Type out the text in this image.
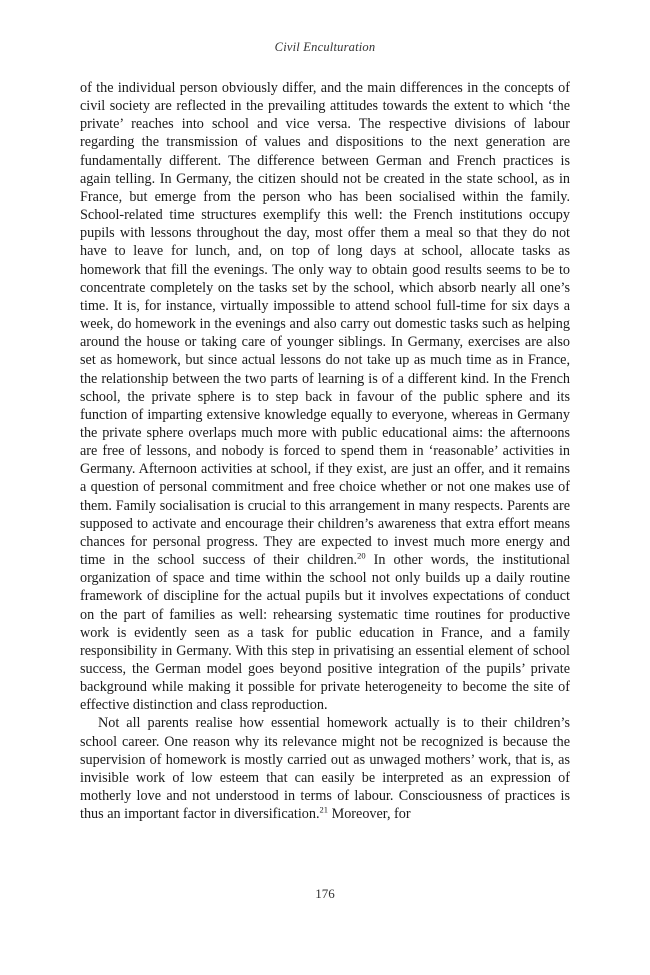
Civil Enculturation

of the individual person obviously differ, and the main differences in the concepts of civil society are reflected in the prevailing attitudes towards the extent to which ‘the private’ reaches into school and vice versa. The respective divisions of labour regarding the transmission of values and dispositions to the next generation are fundamentally different. The difference between German and French practices is again telling. In Germany, the citizen should not be created in the state school, as in France, but emerge from the person who has been socialised within the family. School-related time structures exemplify this well: the French institutions occupy pupils with lessons throughout the day, most offer them a meal so that they do not have to leave for lunch, and, on top of long days at school, allocate tasks as homework that fill the evenings. The only way to obtain good results seems to be to concentrate completely on the tasks set by the school, which absorb nearly all one’s time. It is, for instance, virtually impossible to attend school full-time for six days a week, do homework in the evenings and also carry out domestic tasks such as helping around the house or taking care of younger siblings. In Germany, exercises are also set as homework, but since actual lessons do not take up as much time as in France, the relationship between the two parts of learning is of a different kind. In the French school, the private sphere is to step back in favour of the public sphere and its function of imparting extensive knowledge equally to everyone, whereas in Germany the private sphere overlaps much more with public educational aims: the afternoons are free of lessons, and nobody is forced to spend them in ‘reasonable’ activities in Germany. Afternoon activities at school, if they exist, are just an offer, and it remains a question of personal commitment and free choice whether or not one makes use of them. Family socialisation is crucial to this arrangement in many respects. Parents are supposed to activate and encourage their children’s awareness that extra effort means chances for personal progress. They are expected to invest much more energy and time in the school success of their children.$^{20}$ In other words, the institutional organization of space and time within the school not only builds up a daily routine framework of discipline for the actual pupils but it involves expectations of conduct on the part of families as well: rehearsing systematic time routines for productive work is evidently seen as a task for public education in France, and a family responsibility in Germany. With this step in privatising an essential element of school success, the German model goes beyond positive integration of the pupils’ private background while making it possible for private heterogeneity to become the site of effective distinction and class reproduction.

Not all parents realise how essential homework actually is to their children’s school career. One reason why its relevance might not be recognized is because the supervision of homework is mostly carried out as unwaged mothers’ work, that is, as invisible work of low esteem that can easily be interpreted as an expression of motherly love and not understood in terms of labour. Consciousness of practices is thus an important factor in diversification.$^{21}$ Moreover, for

176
■ ■ ■
▶ BRIEF
Each line of the data should be quoted exactly, with pictures left out.

▶ RESULT OF THE EXERCISE
Type out the text in this image.
Civil Enculturation

of the individual person obviously differ, and the main differences in the concepts of civil society are reflected in the prevailing attitudes towards the extent to which ‘the private’ reaches into school and vice versa. The respective divisions of labour regarding the transmission of values and dispositions to the next generation are fundamentally different. The difference between German and French practices is again telling. In Germany, the citizen should not be created in the state school, as in France, but emerge from the person who has been socialised within the family. School-related time structures exemplify this well: the French institutions occupy pupils with lessons throughout the day, most offer them a meal so that they do not have to leave for lunch, and, on top of long days at school, allocate tasks as homework that fill the evenings. The only way to obtain good results seems to be to concentrate completely on the tasks set by the school, which absorb nearly all one’s time. It is, for instance, virtually impossible to attend school full-time for six days a week, do homework in the evenings and also carry out domestic tasks such as helping around the house or taking care of younger siblings. In Germany, exercises are also set as homework, but since actual lessons do not take up as much time as in France, the relationship between the two parts of learning is of a different kind. In the French school, the private sphere is to step back in favour of the public sphere and its function of imparting extensive knowledge equally to everyone, whereas in Germany the private sphere overlaps much more with public educational aims: the afternoons are free of lessons, and nobody is forced to spend them in ‘reasonable’ activities in Germany. Afternoon activities at school, if they exist, are just an offer, and it remains a question of personal commitment and free choice whether or not one makes use of them. Family socialisation is crucial to this arrangement in many respects. Parents are supposed to activate and encourage their children’s awareness that extra effort means chances for personal progress. They are expected to invest much more energy and time in the school success of their children.$^{20}$ In other words, the institutional organization of space and time within the school not only builds up a daily routine framework of discipline for the actual pupils but it involves expectations of conduct on the part of families as well: rehearsing systematic time routines for productive work is evidently seen as a task for public education in France, and a family responsibility in Germany. With this step in privatising an essential element of school success, the German model goes beyond positive integration of the pupils’ private background while making it possible for private heterogeneity to become the site of effective distinction and class reproduction.

Not all parents realise how essential homework actually is to their children’s school career. One reason why its relevance might not be recognized is because the supervision of homework is mostly carried out as unwaged mothers’ work, that is, as invisible work of low esteem that can easily be interpreted as an expression of motherly love and not understood in terms of labour. Consciousness of practices is thus an important factor in diversification.$^{21}$ Moreover, for

176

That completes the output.